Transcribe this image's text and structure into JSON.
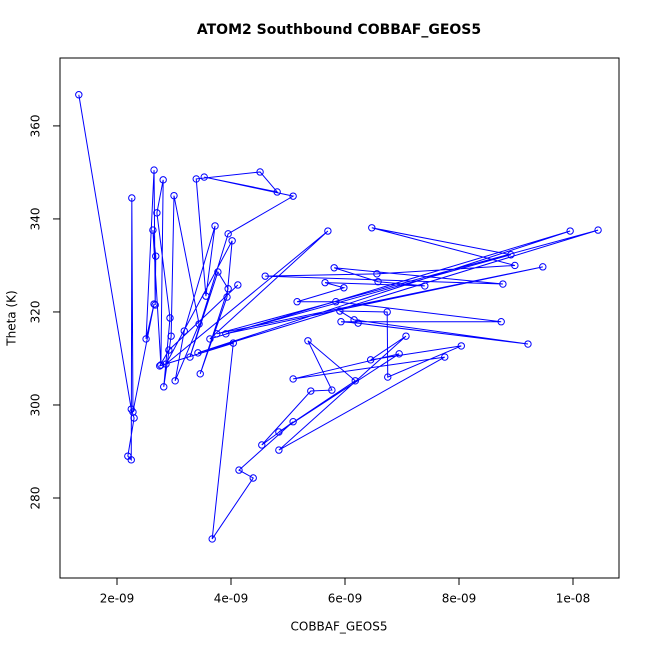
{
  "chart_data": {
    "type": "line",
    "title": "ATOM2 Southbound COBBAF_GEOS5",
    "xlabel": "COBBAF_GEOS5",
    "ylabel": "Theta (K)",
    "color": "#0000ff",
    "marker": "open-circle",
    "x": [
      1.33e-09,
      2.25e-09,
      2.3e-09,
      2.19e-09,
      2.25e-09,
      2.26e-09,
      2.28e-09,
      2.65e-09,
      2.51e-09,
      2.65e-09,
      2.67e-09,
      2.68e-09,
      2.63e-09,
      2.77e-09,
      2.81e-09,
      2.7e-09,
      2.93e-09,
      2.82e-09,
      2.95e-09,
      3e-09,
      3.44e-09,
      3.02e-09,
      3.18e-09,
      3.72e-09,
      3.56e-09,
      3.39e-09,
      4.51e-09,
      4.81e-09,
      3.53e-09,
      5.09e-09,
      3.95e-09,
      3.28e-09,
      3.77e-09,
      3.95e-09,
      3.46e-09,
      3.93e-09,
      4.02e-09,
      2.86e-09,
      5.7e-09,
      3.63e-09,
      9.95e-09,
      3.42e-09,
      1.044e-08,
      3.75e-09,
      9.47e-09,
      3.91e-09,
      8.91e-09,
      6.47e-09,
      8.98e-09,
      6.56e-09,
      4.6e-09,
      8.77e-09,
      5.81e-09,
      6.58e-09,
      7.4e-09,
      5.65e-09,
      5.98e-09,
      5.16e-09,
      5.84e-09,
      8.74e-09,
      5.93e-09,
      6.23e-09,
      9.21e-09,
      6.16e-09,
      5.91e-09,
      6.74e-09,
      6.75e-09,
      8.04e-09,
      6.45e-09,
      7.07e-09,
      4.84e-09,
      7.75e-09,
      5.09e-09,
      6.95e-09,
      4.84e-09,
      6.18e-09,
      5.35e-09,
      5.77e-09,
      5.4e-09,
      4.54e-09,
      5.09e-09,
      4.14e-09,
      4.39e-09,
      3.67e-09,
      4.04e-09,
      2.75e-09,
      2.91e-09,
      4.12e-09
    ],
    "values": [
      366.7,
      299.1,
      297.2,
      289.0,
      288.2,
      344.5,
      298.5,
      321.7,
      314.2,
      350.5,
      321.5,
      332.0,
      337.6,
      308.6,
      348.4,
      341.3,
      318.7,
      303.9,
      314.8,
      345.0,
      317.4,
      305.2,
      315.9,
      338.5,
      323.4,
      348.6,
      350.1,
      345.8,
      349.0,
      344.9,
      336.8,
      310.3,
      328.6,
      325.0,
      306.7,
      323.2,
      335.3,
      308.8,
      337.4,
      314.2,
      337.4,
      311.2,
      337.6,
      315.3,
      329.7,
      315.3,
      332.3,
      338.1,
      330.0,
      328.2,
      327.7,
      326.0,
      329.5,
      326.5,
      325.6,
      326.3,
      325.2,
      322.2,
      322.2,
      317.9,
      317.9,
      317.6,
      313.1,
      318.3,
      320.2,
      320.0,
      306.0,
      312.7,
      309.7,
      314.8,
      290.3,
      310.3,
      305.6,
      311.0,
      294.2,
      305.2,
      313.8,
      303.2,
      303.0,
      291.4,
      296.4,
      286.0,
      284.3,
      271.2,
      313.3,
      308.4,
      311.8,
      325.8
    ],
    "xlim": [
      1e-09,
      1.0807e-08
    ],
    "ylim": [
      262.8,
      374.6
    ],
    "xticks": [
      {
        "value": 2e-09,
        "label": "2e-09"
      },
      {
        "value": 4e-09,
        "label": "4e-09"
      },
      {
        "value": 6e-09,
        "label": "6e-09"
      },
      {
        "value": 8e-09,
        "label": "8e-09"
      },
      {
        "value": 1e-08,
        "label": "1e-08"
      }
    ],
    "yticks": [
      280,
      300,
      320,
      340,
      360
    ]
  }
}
○ ○ ○ ○ ○
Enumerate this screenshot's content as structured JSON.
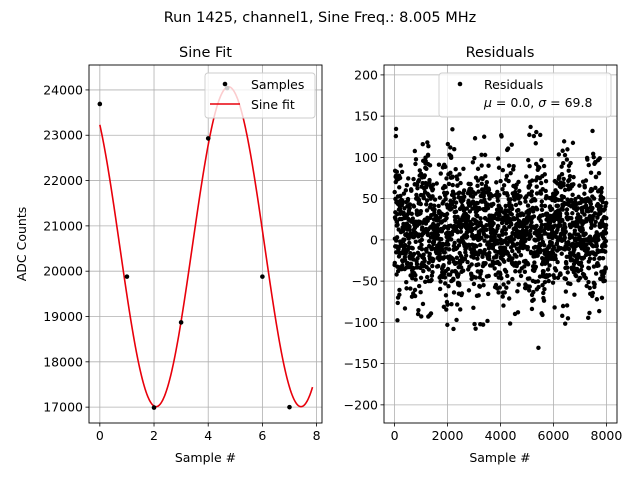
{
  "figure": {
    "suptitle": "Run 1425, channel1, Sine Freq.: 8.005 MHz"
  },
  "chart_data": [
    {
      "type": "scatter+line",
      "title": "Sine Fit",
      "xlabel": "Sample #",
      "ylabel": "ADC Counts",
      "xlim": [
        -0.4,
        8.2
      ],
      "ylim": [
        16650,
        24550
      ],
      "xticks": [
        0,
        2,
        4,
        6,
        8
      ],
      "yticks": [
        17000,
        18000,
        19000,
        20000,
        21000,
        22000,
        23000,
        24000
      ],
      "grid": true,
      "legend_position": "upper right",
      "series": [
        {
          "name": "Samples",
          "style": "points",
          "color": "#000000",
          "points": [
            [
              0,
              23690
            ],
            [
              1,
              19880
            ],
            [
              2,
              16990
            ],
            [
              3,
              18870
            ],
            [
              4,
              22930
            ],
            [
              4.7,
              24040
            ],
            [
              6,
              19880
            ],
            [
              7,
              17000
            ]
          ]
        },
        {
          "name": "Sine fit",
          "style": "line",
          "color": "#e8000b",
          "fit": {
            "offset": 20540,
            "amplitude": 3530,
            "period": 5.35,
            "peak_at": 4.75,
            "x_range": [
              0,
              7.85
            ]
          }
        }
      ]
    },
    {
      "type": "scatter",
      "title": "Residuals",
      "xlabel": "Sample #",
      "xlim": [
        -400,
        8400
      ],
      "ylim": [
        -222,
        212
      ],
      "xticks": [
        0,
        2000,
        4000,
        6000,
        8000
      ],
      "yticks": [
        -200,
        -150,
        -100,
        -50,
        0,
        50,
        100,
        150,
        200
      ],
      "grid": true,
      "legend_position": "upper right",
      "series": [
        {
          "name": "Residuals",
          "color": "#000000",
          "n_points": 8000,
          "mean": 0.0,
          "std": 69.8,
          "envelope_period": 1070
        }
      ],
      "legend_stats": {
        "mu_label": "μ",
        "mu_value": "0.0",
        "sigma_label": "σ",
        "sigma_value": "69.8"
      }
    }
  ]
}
○ ○ ○ ○ ○
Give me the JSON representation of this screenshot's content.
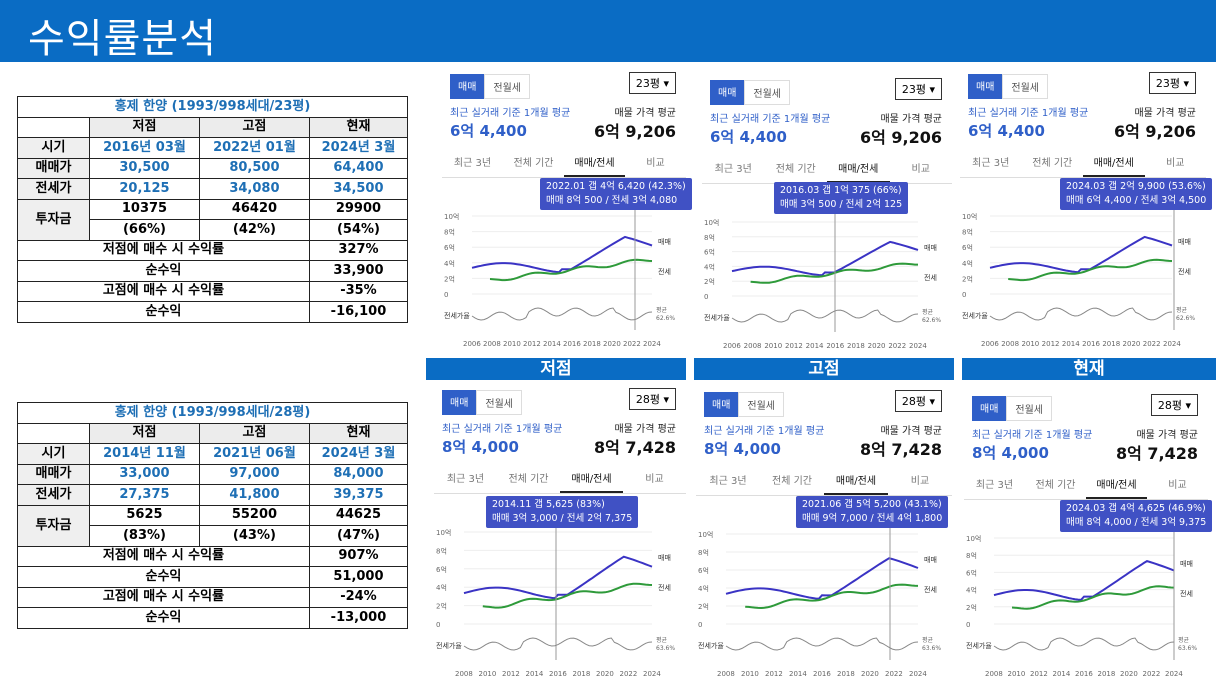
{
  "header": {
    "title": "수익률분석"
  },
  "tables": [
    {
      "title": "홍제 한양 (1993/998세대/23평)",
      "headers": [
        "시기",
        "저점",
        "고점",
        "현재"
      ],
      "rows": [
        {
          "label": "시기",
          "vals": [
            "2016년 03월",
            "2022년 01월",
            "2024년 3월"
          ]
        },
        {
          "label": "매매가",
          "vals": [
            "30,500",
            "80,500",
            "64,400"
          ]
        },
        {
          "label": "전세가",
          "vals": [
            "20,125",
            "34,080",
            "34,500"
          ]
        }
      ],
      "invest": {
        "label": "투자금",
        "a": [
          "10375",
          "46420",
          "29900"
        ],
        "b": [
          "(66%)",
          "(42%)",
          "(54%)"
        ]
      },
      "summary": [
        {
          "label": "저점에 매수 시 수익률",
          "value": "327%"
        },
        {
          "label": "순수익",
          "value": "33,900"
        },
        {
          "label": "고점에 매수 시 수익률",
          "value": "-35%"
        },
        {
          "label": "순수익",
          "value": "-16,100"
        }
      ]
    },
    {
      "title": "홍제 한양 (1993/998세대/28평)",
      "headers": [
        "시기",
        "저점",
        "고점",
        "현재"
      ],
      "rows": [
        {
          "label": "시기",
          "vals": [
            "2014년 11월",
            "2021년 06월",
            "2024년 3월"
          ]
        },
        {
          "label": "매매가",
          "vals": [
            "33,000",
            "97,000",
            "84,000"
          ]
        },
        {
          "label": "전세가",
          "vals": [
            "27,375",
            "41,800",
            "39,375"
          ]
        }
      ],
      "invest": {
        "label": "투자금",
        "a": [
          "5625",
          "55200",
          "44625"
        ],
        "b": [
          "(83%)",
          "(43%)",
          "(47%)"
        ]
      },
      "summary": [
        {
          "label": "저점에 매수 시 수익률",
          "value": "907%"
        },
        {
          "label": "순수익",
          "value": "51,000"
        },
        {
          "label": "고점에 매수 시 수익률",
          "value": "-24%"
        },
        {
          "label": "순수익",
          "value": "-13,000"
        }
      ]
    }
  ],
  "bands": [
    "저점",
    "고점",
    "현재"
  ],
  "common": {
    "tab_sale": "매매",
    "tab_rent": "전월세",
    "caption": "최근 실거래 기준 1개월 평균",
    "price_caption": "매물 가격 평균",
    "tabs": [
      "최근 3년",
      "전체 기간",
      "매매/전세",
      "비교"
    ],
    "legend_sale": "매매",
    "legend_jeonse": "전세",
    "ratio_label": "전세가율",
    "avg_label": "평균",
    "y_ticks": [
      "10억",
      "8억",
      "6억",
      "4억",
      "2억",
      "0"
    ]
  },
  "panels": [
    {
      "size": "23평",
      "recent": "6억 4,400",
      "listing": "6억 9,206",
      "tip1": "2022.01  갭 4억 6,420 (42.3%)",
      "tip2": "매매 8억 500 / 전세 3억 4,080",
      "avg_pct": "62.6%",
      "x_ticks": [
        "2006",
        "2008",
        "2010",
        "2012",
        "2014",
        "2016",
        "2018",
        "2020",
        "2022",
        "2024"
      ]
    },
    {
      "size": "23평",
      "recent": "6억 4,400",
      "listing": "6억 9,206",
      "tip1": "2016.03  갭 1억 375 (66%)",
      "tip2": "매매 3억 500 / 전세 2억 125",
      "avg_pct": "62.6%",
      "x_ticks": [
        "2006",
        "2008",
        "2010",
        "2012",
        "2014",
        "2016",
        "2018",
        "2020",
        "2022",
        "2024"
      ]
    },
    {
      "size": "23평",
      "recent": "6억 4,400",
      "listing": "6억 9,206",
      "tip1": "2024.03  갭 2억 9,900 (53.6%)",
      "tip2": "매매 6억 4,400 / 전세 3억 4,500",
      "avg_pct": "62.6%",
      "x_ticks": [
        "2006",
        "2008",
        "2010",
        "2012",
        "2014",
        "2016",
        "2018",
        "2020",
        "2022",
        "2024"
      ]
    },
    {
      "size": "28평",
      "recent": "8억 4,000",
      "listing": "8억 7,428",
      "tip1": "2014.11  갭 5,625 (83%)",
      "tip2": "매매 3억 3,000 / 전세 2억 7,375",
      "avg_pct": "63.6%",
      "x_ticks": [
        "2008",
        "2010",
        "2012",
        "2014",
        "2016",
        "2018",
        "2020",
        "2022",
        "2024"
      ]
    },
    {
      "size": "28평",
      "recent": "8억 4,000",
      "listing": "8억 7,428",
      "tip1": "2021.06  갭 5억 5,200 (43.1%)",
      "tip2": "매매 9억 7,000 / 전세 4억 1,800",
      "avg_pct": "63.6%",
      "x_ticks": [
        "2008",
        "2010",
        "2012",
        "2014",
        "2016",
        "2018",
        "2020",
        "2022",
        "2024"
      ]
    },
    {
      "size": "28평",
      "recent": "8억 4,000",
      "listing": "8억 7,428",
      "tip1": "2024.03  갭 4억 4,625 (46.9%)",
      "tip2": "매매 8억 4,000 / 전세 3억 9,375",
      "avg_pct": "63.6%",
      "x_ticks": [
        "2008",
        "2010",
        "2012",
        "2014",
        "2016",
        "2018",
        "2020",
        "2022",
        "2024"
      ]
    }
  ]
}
○ ○ ○ ○ ○
# [GIVEN PROBLEM]
Track down every line of the material containing the string "type", and copy it.

# [RESPONSE FOR THIS EXERCISE]
    "type": "line",
      "type": "scatter+line",
      "type": "scatter",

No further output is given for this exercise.